GOAL OF THE EXERCISE — Convert everything from the start of the records down to and including the line that contains "x-tick-label: 1994 <box>973 747 989 779</box>" into a JSON list of strings, with one string per line and no blank lines.

MATERIAL TO PROCESS —
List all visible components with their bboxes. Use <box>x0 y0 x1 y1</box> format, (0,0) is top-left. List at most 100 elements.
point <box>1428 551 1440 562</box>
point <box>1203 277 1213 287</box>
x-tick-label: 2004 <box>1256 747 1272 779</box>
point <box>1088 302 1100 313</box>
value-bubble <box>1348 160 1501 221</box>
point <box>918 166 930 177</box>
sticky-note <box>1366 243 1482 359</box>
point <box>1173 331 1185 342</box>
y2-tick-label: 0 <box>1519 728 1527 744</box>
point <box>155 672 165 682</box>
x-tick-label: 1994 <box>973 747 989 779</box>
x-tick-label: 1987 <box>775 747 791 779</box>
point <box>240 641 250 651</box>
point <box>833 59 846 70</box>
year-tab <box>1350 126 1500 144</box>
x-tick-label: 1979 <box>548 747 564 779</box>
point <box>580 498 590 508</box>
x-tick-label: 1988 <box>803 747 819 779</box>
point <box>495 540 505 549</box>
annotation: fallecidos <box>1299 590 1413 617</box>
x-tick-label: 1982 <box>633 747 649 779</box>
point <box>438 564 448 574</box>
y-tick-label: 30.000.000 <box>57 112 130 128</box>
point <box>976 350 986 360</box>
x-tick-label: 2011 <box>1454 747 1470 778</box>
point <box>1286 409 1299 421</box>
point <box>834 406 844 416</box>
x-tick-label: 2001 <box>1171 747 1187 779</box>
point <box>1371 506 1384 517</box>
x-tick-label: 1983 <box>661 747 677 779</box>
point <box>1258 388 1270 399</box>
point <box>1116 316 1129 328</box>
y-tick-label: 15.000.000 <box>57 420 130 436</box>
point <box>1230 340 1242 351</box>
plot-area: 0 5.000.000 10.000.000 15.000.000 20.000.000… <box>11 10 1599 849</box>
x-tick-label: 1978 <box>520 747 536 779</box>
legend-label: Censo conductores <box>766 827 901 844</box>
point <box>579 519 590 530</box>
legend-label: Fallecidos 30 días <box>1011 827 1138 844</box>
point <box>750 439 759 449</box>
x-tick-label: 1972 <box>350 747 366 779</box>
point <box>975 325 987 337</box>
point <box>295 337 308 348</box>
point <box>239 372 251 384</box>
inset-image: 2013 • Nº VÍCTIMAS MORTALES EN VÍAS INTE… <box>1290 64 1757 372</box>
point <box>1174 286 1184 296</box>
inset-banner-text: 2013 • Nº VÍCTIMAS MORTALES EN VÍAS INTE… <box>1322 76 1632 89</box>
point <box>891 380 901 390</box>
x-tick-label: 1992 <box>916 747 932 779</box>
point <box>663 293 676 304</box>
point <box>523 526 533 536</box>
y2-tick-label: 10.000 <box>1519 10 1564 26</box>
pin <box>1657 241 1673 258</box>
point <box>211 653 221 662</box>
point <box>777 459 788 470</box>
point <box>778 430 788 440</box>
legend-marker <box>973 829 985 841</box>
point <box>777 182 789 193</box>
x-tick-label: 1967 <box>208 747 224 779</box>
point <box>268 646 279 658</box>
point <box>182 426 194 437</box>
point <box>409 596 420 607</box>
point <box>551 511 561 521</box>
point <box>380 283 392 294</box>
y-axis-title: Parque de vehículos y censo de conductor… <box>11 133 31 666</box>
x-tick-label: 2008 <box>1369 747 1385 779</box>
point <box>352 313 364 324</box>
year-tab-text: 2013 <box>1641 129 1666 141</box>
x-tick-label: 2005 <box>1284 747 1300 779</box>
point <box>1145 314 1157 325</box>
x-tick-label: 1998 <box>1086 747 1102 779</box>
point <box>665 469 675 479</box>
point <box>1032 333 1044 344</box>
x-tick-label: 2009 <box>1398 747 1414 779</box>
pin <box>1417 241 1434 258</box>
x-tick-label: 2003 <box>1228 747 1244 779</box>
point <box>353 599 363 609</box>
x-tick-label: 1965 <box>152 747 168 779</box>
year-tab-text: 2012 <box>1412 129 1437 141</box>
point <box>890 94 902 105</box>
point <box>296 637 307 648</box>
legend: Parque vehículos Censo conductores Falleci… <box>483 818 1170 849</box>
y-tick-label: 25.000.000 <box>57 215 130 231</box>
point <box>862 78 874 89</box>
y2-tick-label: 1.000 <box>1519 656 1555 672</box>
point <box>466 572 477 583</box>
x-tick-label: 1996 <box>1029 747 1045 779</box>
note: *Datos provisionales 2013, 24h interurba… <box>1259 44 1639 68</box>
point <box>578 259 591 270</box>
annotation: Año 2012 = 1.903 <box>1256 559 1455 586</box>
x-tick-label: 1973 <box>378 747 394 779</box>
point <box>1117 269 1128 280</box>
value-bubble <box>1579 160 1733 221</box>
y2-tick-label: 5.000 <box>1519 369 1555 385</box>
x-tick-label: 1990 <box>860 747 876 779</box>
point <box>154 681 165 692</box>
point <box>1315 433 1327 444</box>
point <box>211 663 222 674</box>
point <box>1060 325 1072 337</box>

RESULT OF THIS TASK —
[
  "List all visible components with their bboxes. Use <box>x0 y0 x1 y1</box> format, (0,0) is top-left. List at most 100 elements.",
  "point <box>1428 551 1440 562</box>",
  "point <box>1203 277 1213 287</box>",
  "x-tick-label: 2004 <box>1256 747 1272 779</box>",
  "point <box>1088 302 1100 313</box>",
  "value-bubble <box>1348 160 1501 221</box>",
  "point <box>918 166 930 177</box>",
  "sticky-note <box>1366 243 1482 359</box>",
  "point <box>1173 331 1185 342</box>",
  "y2-tick-label: 0 <box>1519 728 1527 744</box>",
  "point <box>155 672 165 682</box>",
  "x-tick-label: 1994 <box>973 747 989 779</box>"
]